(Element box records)
"""
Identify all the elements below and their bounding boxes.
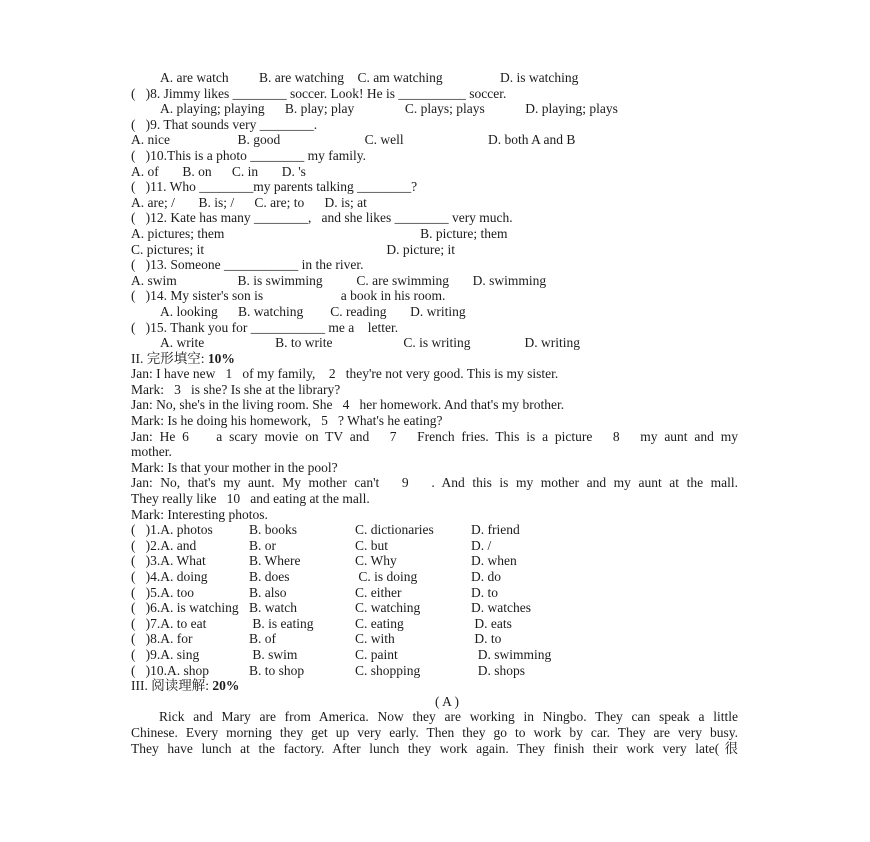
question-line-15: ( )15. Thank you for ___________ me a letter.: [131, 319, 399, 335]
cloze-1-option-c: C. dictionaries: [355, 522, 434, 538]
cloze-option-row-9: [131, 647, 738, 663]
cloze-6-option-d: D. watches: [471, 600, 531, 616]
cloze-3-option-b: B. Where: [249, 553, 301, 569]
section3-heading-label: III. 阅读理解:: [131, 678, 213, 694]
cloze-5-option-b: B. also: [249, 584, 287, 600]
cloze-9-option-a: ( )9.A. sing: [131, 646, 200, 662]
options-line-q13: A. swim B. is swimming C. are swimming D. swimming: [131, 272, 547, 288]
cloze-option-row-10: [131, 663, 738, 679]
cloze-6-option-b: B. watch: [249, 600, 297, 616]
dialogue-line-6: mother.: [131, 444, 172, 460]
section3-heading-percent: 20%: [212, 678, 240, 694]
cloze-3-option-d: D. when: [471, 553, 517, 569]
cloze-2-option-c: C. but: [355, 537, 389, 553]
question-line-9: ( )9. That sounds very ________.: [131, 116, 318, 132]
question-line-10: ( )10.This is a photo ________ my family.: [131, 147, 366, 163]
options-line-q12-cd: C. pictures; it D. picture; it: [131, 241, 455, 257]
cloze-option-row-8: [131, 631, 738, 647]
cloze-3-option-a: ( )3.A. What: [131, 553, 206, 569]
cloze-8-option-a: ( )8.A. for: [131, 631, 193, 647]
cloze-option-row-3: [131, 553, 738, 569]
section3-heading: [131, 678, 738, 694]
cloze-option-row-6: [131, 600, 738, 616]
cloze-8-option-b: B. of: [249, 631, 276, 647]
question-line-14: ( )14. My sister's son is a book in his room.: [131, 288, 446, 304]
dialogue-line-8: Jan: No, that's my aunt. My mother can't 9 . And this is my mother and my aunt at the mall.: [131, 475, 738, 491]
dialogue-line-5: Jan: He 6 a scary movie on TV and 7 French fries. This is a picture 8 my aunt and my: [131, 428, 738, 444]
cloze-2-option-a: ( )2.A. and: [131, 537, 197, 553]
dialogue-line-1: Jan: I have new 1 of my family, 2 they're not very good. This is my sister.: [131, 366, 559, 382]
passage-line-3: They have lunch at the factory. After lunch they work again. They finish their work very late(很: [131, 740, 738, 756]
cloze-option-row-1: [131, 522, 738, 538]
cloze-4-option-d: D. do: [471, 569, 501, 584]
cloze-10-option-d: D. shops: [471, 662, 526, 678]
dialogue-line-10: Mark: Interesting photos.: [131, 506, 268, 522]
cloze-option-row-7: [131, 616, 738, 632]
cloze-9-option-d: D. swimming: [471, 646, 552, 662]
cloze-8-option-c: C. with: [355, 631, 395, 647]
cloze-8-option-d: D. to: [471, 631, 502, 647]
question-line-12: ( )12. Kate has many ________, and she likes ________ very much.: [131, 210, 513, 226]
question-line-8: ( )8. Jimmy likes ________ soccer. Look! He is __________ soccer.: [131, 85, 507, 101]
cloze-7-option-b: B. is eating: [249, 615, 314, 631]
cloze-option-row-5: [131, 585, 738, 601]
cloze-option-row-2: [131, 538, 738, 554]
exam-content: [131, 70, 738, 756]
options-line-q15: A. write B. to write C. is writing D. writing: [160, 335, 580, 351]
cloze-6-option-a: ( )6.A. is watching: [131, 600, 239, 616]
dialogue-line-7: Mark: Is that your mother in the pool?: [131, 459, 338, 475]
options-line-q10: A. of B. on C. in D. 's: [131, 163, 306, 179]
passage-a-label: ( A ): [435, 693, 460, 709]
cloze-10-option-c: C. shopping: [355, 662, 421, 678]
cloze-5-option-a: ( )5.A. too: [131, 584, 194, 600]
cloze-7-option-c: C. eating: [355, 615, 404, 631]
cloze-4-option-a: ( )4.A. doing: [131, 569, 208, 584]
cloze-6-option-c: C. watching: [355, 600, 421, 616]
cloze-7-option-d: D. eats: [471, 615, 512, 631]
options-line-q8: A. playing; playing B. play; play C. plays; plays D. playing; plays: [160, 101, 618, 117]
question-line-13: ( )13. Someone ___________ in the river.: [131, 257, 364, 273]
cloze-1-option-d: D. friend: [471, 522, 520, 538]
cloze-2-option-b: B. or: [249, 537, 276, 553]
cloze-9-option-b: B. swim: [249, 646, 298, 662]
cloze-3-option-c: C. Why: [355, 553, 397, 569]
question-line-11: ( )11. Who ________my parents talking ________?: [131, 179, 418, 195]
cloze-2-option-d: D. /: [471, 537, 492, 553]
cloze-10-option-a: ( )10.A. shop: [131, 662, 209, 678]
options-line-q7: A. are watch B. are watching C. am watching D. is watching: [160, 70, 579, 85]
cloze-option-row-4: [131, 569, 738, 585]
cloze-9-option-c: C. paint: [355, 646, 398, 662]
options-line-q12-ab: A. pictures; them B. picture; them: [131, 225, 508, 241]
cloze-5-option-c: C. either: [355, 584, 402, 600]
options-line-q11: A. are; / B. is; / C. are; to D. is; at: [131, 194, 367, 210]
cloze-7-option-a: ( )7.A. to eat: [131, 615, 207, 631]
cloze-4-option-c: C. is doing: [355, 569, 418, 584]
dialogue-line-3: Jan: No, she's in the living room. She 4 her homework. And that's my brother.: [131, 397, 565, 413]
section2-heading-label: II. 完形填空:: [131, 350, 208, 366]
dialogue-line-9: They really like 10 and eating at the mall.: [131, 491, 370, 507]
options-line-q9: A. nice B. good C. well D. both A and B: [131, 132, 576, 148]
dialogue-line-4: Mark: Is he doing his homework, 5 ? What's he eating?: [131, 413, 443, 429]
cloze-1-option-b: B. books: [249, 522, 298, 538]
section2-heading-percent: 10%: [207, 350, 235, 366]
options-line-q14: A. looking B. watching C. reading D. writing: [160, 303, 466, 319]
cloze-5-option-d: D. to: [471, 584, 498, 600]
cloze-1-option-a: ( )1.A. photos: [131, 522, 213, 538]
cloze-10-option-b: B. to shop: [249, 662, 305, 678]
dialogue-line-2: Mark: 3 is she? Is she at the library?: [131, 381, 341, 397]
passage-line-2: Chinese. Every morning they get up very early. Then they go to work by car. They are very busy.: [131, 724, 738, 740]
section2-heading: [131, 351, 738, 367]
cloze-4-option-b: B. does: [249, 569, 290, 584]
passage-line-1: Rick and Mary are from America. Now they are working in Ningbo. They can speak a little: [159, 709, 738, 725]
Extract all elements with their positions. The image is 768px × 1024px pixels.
"""
Rewrite everything from the line containing "question-line-15: ( )15." down to the line containing "question-line-10: ( )10.This", replacing "letter" with "postcard" and leaving all else unchanged.

question-line-15: ( )15. Thank you for ___________ me a postcard.: [131, 319, 399, 335]
cloze-1-option-c: C. dictionaries: [355, 522, 434, 538]
cloze-option-row-9: [131, 647, 738, 663]
cloze-6-option-d: D. watches: [471, 600, 531, 616]
cloze-3-option-b: B. Where: [249, 553, 301, 569]
section3-heading-label: III. 阅读理解:: [131, 678, 213, 694]
cloze-5-option-b: B. also: [249, 584, 287, 600]
cloze-9-option-a: ( )9.A. sing: [131, 646, 200, 662]
options-line-q13: A. swim B. is swimming C. are swimming D. swimming: [131, 272, 547, 288]
cloze-option-row-10: [131, 663, 738, 679]
cloze-6-option-b: B. watch: [249, 600, 297, 616]
dialogue-line-6: mother.: [131, 444, 172, 460]
section3-heading-percent: 20%: [212, 678, 240, 694]
cloze-3-option-d: D. when: [471, 553, 517, 569]
cloze-2-option-c: C. but: [355, 537, 389, 553]
question-line-9: ( )9. That sounds very ________.: [131, 116, 318, 132]
question-line-10: ( )10.This is a photo ________ my family.: [131, 147, 366, 163]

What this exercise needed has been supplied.